Provided records:
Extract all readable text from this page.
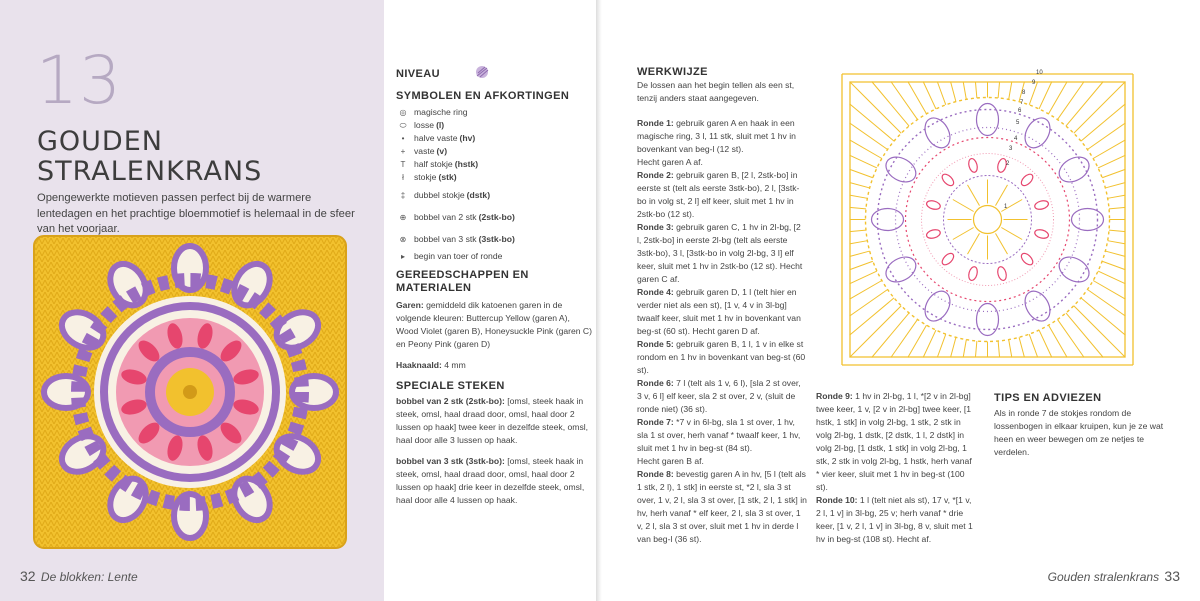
13
GOUDEN
STRALENKRANS
Opengewerkte motieven passen perfect bij de warmere lentedagen en het prachtige bloemmotief is helemaal in de sfeer van het voorjaar.
32 De blokken: Lente
NIVEAU
SYMBOLEN EN AFKORTINGEN
◎ magische ring
⬭ losse (l)
•	halve vaste (hv)
+	vaste (v)
T half stokje (hstk)
ł	stokje (stk)
‡	dubbel stokje (dstk)
⊕ bobbel van 2 stk (2stk-bo)
⊗ bobbel van 3 stk (3stk-bo)
▸	begin van toer of ronde
GEREEDSCHAPPEN EN
MATERIALEN

Garen: gemiddeld dik katoenen garen in de volgende kleuren: Buttercup Yellow (garen A), Wood Violet (garen B), Honeysuckle Pink (garen C) en Peony Pink (garen D)

Haaknaald: 4 mm

SPECIALE STEKEN

bobbel van 2 stk (2stk-bo): [omsl, steek haak in steek, omsl, haal draad door, omsl, haal door 2 lussen op haak] twee keer in dezelfde steek, omsl, haal door alle 3 lussen op haak.

bobbel van 3 stk (3stk-bo): [omsl, steek haak in steek, omsl, haal draad door, omsl, haal door 2 lussen op haak] drie keer in dezelfde steek, omsl, haal door alle 4 lussen op haak.

WERKWIJZE

De lossen aan het begin tellen als een st, tenzij anders staat aangegeven.

Ronde 1: gebruik garen A en haak in een magische ring, 3 l, 11 stk, sluit met 1 hv in bovenkant van beg-l (12 st).

Hecht garen A af.

Ronde 2: gebruik garen B, [2 l, 2stk-bo] in eerste st (telt als eerste 3stk-bo), 2 l, [3stk-bo in volg st, 2 l] elf keer, sluit met 1 hv in 2stk-bo (12 st).

Ronde 3: gebruik garen C, 1 hv in 2l-bg, [2 l, 2stk-bo] in eerste 2l-bg (telt als eerste 3stk-bo), 3 l, [3stk-bo in volg 2l-bg, 3 l] elf keer, sluit met 1 hv in 2stk-bo (12 st). Hecht garen C af.

Ronde 4: gebruik garen D, 1 l (telt hier en verder niet als een st), [1 v, 4 v in 3l-bg] twaalf keer, sluit met 1 hv in bovenkant van beg-st (60 st). Hecht garen D af.

Ronde 5: gebruik garen B, 1 l, 1 v in elke st rondom en 1 hv in bovenkant van beg-st (60 st).

Ronde 6: 7 l (telt als 1 v, 6 l), [sla 2 st over, 3 v, 6 l] elf keer, sla 2 st over, 2 v, (sluit de ronde niet) (36 st).

Ronde 7: *7 v in 6l-bg, sla 1 st over, 1 hv, sla 1 st over, herh vanaf * twaalf keer, 1 hv, sluit met 1 hv in beg-st (84 st).

Hecht garen B af.

Ronde 8: bevestig garen A in hv, [5 l (telt als 1 stk, 2 l), 1 stk] in eerste st, *2 l, sla 3 st over, 1 v, 2 l, sla 3 st over, [1 stk, 2 l, 1 stk] in hv, herh vanaf * elf keer, 2 l, sla 3 st over, 1 v, 2 l, sla 3 st over, sluit met 1 hv in derde l van beg-l (36 st).

Ronde 9: 1 hv in 2l-bg, 1 l, *[2 v in 2l-bg] twee keer, 1 v, [2 v in 2l-bg] twee keer, [1 hstk, 1 stk] in volg 2l-bg, 1 stk, 2 stk in volg 2l-bg, 1 dstk, [2 dstk, 1 l, 2 dstk] in volg 2l-bg, [1 dstk, 1 stk] in volg 2l-bg, 1 stk, 2 stk in volg 2l-bg, 1 hstk, herh vanaf * vier keer, sluit met 1 hv in beg-st (100 st).

Ronde 10: 1 l (telt niet als st), 17 v, *[1 v, 2 l, 1 v] in 3l-bg, 25 v; herh vanaf * drie keer, [1 v, 2 l, 1 v] in 3l-bg, 8 v, sluit met 1 hv in beg-st (108 st). Hecht af.

TIPS EN ADVIEZEN

Als in ronde 7 de stokjes rondom de lossenbogen in elkaar kruipen, kun je ze wat heen en weer bewegen om ze netjes te verdelen.

1
2
3
4
5
6
7
8
9
10
Gouden stralenkrans 33
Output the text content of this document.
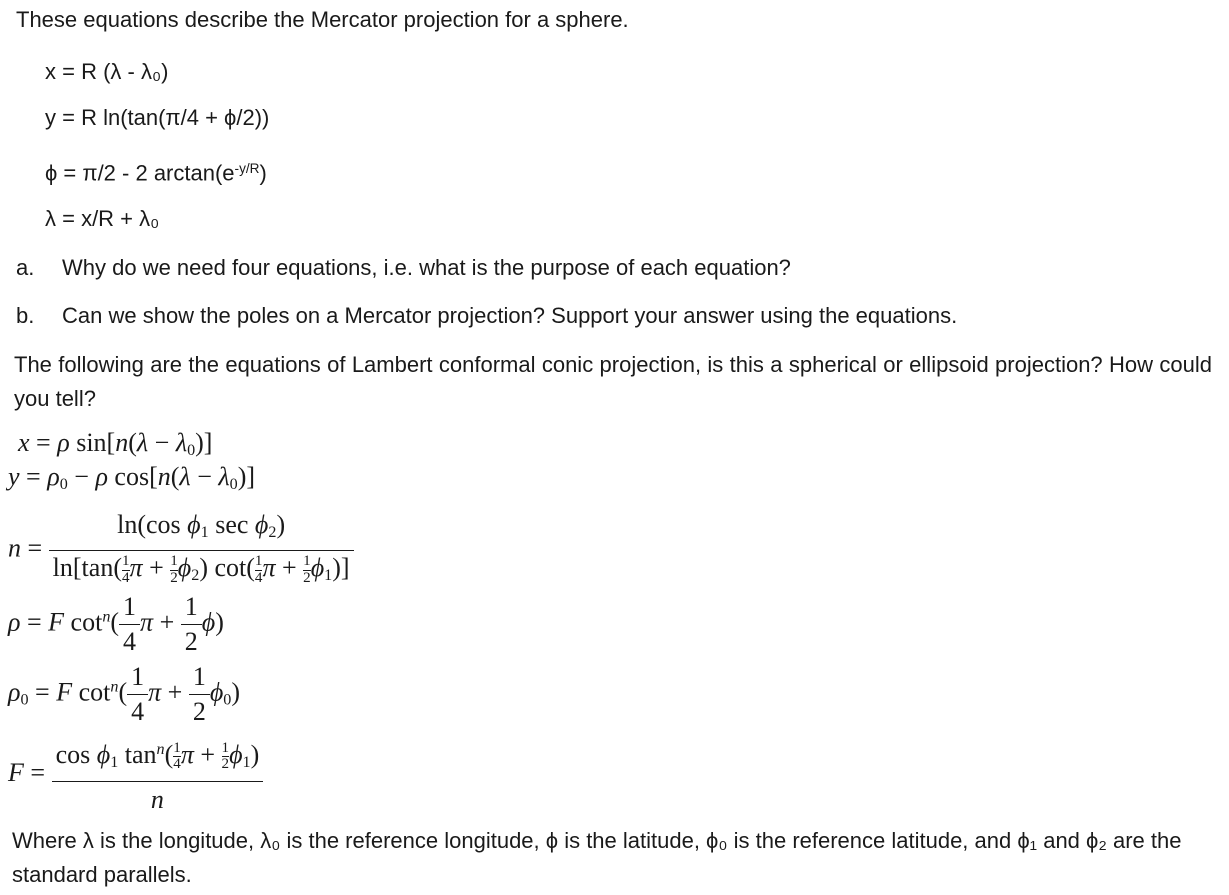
These equations describe the Mercator projection for a sphere.
x = R (λ - λ₀)
y = R ln(tan(π/4 + ϕ/2))
ϕ = π/2 - 2 $\arctan(e^{-y/R})$
λ = x/R + λ₀
a. Why do we need four equations, i.e. what is the purpose of each equation?
b. Can we show the poles on a Mercator projection? Support your answer using the equations.
The following are the equations of Lambert conformal conic projection, is this a spherical or ellipsoid projection? How could you tell?
x = ρ $\sin[n(\lambda - \lambda_0)]$
$y = \rho_0 - \rho$ $\cos[n(\lambda - \lambda_0)]$
$n = \frac{\ln(\cos \phi_1 \sec \phi_2)}{\ln[\tan( \frac{1}{4} \pi + \frac{1}{2} \phi_2) \cot( \frac{1}{4} \pi + \frac{1}{2} \phi_1)]}$
ρ = F $\cot^n( \frac{1}{4}$ $\pi + \frac{1}{2} \phi$)
$\rho_0 = F$ $\cot^n( \frac{1}{4}$ $\pi + \frac{1}{2} \phi_0$)
$F = \frac{\cos \phi_1 \tan^n( \frac{1}{4} \pi + \frac{1}{2} \phi_1)}{n}$
Where λ is the longitude, λ₀ is the reference longitude, ϕ is the latitude, ϕ₀ is the reference latitude, and ϕ₁ and ϕ₂ are the standard parallels.
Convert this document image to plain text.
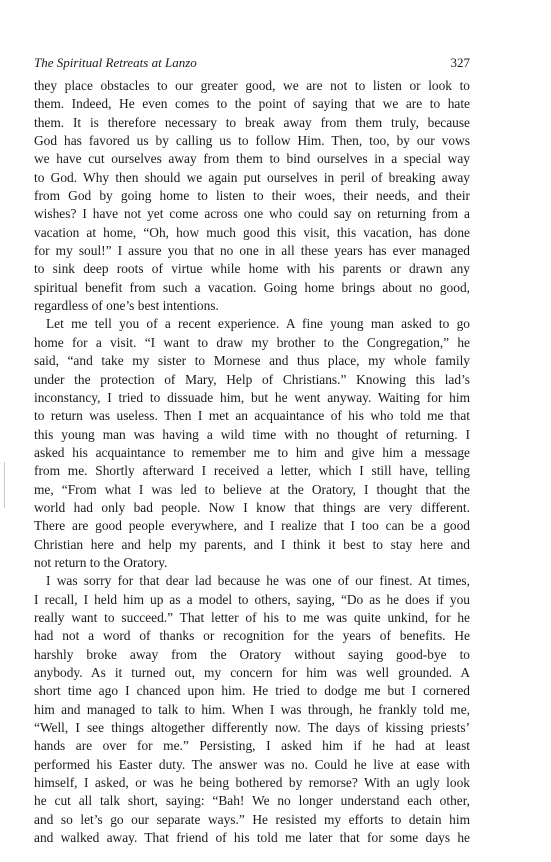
The Spiritual Retreats at Lanzo	327
they place obstacles to our greater good, we are not to listen or look to
them. Indeed, He even comes to the point of saying that we are to hate
them. It is therefore necessary to break away from them truly, because
God has favored us by calling us to follow Him. Then, too, by our vows
we have cut ourselves away from them to bind ourselves in a special way
to God. Why then should we again put ourselves in peril of breaking away
from God by going home to listen to their woes, their needs, and their
wishes? I have not yet come across one who could say on returning from a
vacation at home, “Oh, how much good this visit, this vacation, has done
for my soul!” I assure you that no one in all these years has ever managed
to sink deep roots of virtue while home with his parents or drawn any
spiritual benefit from such a vacation. Going home brings about no good,
regardless of one’s best intentions.
Let me tell you of a recent experience. A fine young man asked to go
home for a visit. “I want to draw my brother to the Congregation,” he
said, “and take my sister to Mornese and thus place, my whole family
under the protection of Mary, Help of Christians.” Knowing this lad’s
inconstancy, I tried to dissuade him, but he went anyway. Waiting for him
to return was useless. Then I met an acquaintance of his who told me that
this young man was having a wild time with no thought of returning. I
asked his acquaintance to remember me to him and give him a message
from me. Shortly afterward I received a letter, which I still have, telling
me, “From what I was led to believe at the Oratory, I thought that the
world had only bad people. Now I know that things are very different.
There are good people everywhere, and I realize that I too can be a good
Christian here and help my parents, and I think it best to stay here and
not return to the Oratory.
I was sorry for that dear lad because he was one of our finest. At times,
I recall, I held him up as a model to others, saying, “Do as he does if you
really want to succeed.” That letter of his to me was quite unkind, for he
had not a word of thanks or recognition for the years of benefits. He
harshly broke away from the Oratory without saying good-bye to
anybody. As it turned out, my concern for him was well grounded. A
short time ago I chanced upon him. He tried to dodge me but I cornered
him and managed to talk to him. When I was through, he frankly told me,
“Well, I see things altogether differently now. The days of kissing priests’
hands are over for me.” Persisting, I asked him if he had at least
performed his Easter duty. The answer was no. Could he live at ease with
himself, I asked, or was he being bothered by remorse? With an ugly look
he cut all talk short, saying: “Bah! We no longer understand each other,
and so let’s go our separate ways.” He resisted my efforts to detain him
and walked away. That friend of his told me later that for some days he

What is needed: Provide only the number of lines in the entries that hold the word "sluit".

Full answer: 9